_What this task involves_
Print the listing as it stands, omitting all images.

_Data in this exercise_

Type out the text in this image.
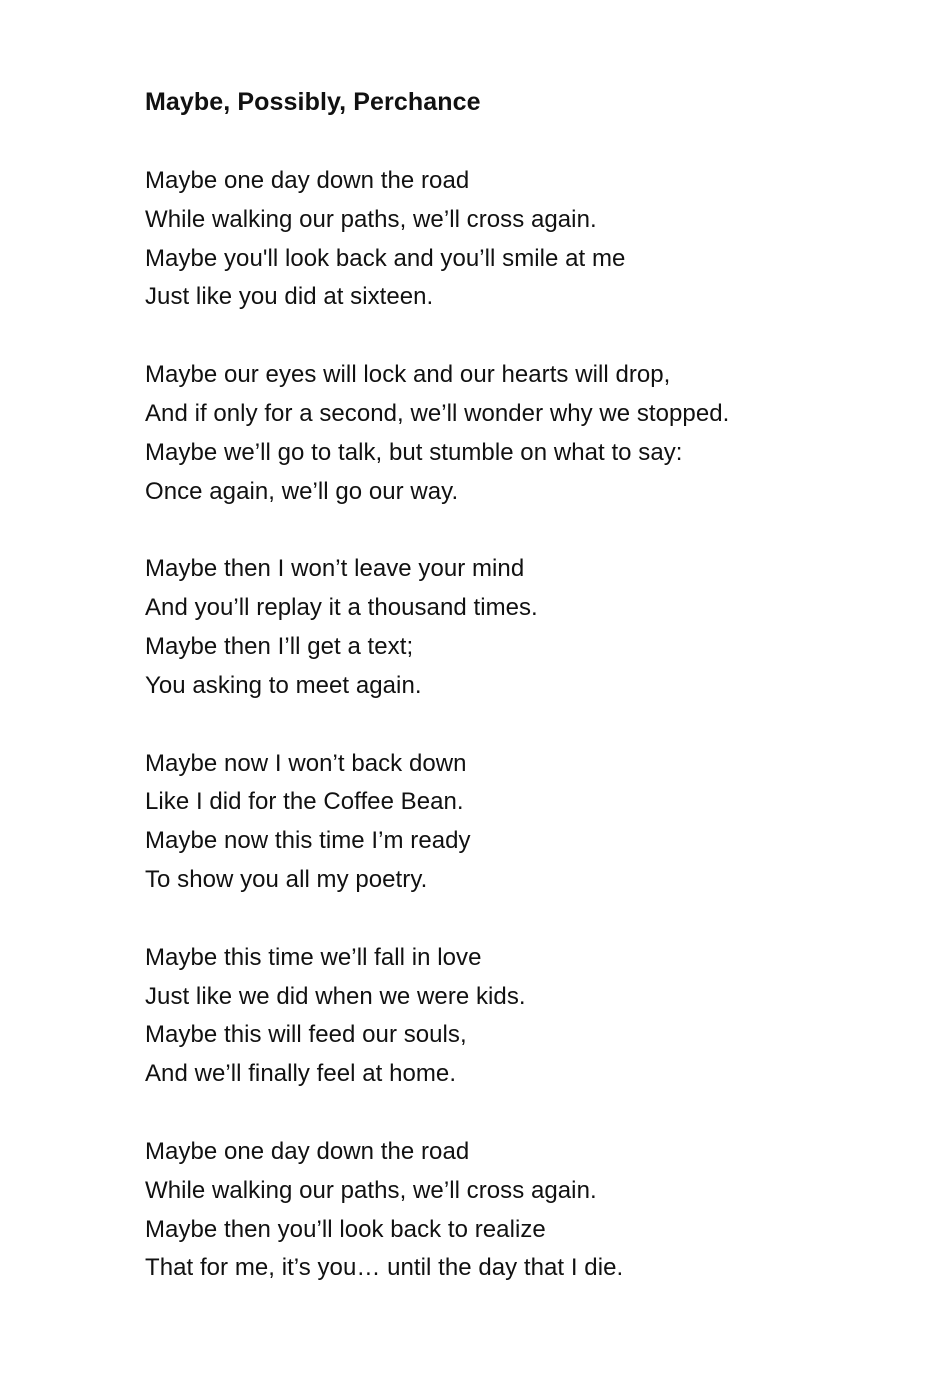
Maybe, Possibly, Perchance
Maybe one day down the road
While walking our paths, we’ll cross again.
Maybe you'll look back and you’ll smile at me
Just like you did at sixteen.
Maybe our eyes will lock and our hearts will drop,
And if only for a second, we’ll wonder why we stopped.
Maybe we’ll go to talk, but stumble on what to say:
Once again, we’ll go our way.
Maybe then I won’t leave your mind
And you’ll replay it a thousand times.
Maybe then I’ll get a text;
You asking to meet again.
Maybe now I won’t back down
Like I did for the Coffee Bean.
Maybe now this time I’m ready
To show you all my poetry.
Maybe this time we’ll fall in love
Just like we did when we were kids.
Maybe this will feed our souls,
And we’ll finally feel at home.
Maybe one day down the road
While walking our paths, we’ll cross again.
Maybe then you’ll look back to realize
That for me, it’s you… until the day that I die.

_Expected answer_
Type out the text in this image.
Maybe, Possibly, Perchance
Maybe one day down the road
While walking our paths, we’ll cross again.
Maybe you'll look back and you’ll smile at me
Just like you did at sixteen.
Maybe our eyes will lock and our hearts will drop,
And if only for a second, we’ll wonder why we stopped.
Maybe we’ll go to talk, but stumble on what to say:
Once again, we’ll go our way.
Maybe then I won’t leave your mind
And you’ll replay it a thousand times.
Maybe then I’ll get a text;
You asking to meet again.
Maybe now I won’t back down
Like I did for the Coffee Bean.
Maybe now this time I’m ready
To show you all my poetry.
Maybe this time we’ll fall in love
Just like we did when we were kids.
Maybe this will feed our souls,
And we’ll finally feel at home.
Maybe one day down the road
While walking our paths, we’ll cross again.
Maybe then you’ll look back to realize
That for me, it’s you… until the day that I die.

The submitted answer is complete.